TACCUINO #83
 
“Una forma esistentiva parassitaria può, in teoria, transitare verso un’esistenza piena? O il degrado è irreversibile?”. 
 

Questa frase, tra poche altre, ha chiuso lo scorso taccuino. “Degrado”, ma intendiamo qualcosa di malaticcio che passa di grado, da sano a malaticcio, si infetta, si corrompe, muta, e quindi stiamo escludendo il narcisista, il perverso, il non-ente, il “morto” di cui abbiamo scritto quale agente di sangue non ben formato, anziché sostenere che siano parassiti nati in forme con atomi non bene formati e partecipanti di stortura mentale? Perché, “degrado”?
 

La scelta di degrado in quella frase è funzionale a esprimere una direzione di mutamento che implica un abbassamento della qualità esistentiva, un’alterazione regressiva o corrosiva della forma originaria. Tuttavia, se stiamo parlando di un’entità che si corrompe, si infetta e muta, allora il termine degrado potrebbe risultare impreciso rispetto alla dinamica trasformativa che vogliamo delineare.

________

Consegne dell'esercizio:
[1] Per favore, riporta il passo scelto da "Questa frase, tra" a "che vogliamo delineare.", modificandolo così: al posto di "dinamica trasformativa" metti "dinamica evolutiva".
[2] Secondo il passo scelto, a che cosa è funzionale la scelta della parola "degrado" in quella frase?
Basati soltanto sul passo scelto.

________

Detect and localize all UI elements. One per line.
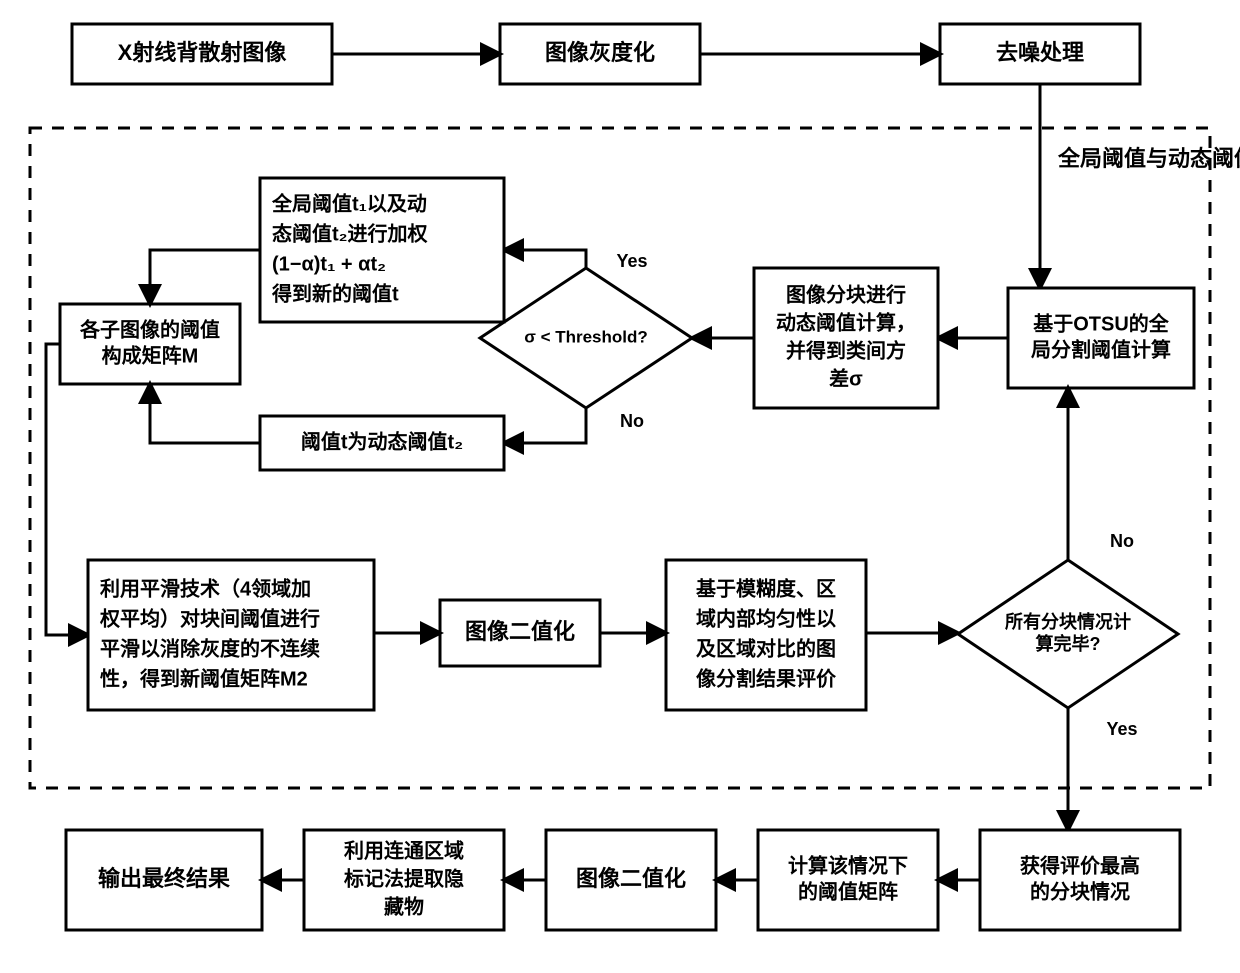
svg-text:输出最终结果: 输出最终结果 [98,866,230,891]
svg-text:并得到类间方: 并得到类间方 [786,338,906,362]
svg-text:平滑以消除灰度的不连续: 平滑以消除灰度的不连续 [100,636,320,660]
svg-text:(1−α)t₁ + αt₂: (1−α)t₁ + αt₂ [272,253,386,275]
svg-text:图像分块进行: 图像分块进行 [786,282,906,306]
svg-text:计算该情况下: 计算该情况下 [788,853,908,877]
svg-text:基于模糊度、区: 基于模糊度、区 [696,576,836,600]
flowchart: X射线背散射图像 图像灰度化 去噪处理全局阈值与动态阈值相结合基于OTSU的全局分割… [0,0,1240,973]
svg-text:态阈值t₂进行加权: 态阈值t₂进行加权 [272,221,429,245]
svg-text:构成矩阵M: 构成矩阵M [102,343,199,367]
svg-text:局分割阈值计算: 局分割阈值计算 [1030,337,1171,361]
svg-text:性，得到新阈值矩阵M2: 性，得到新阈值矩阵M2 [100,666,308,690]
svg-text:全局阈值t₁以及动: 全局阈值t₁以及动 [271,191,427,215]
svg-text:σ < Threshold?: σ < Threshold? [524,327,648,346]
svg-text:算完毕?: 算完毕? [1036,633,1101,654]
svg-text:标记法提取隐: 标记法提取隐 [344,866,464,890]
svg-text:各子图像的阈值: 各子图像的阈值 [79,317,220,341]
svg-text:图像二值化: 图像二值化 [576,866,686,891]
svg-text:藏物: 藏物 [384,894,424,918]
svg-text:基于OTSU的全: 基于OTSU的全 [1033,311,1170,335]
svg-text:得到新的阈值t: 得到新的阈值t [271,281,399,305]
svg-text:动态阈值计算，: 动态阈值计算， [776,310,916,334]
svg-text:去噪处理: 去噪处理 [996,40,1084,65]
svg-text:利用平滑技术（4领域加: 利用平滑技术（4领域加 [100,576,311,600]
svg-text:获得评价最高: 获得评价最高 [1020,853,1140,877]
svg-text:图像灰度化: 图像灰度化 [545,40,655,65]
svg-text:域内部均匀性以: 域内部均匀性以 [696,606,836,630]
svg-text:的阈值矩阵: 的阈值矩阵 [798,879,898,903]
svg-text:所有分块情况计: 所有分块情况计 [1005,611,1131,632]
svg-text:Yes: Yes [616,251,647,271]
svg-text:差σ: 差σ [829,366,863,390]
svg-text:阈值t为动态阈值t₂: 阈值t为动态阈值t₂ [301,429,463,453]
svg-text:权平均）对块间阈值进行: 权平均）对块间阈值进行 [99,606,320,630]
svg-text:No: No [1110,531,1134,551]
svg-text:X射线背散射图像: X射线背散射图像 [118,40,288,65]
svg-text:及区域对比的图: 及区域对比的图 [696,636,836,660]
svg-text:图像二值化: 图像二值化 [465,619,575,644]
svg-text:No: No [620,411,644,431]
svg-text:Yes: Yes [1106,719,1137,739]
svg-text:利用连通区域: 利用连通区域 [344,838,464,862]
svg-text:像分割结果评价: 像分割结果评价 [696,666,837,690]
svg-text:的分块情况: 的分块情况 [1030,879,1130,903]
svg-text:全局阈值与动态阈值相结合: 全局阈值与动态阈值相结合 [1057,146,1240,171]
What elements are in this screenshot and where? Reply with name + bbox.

________

Esiti delle consegne:
[1]
Questa frase, tra poche altre, ha chiuso lo scorso taccuino. “Degrado”, ma intendiamo qualcosa di malaticcio che passa di grado, da sano a malaticcio, si infetta, si corrompe, muta, e quindi stiamo escludendo il narcisista, il perverso, il non-ente, il “morto” di cui abbiamo scritto quale agente di sangue non ben formato, anziché sostenere che siano parassiti nati in forme con atomi non bene formati e partecipanti di stortura mentale? Perché, “degrado”?
 

La scelta di degrado in quella frase è funzionale a esprimere una direzione di mutamento che implica un abbassamento della qualità esistentiva, un’alterazione regressiva o corrosiva della forma originaria. Tuttavia, se stiamo parlando di un’entità che si corrompe, si infetta e muta, allora il termine degrado potrebbe risultare impreciso rispetto alla dinamica evolutiva che vogliamo delineare.

[2] A esprimere una direzione di mutamento che implica un abbassamento della qualità esistentiva, un'alterazione regressiva o corrosiva della forma originaria.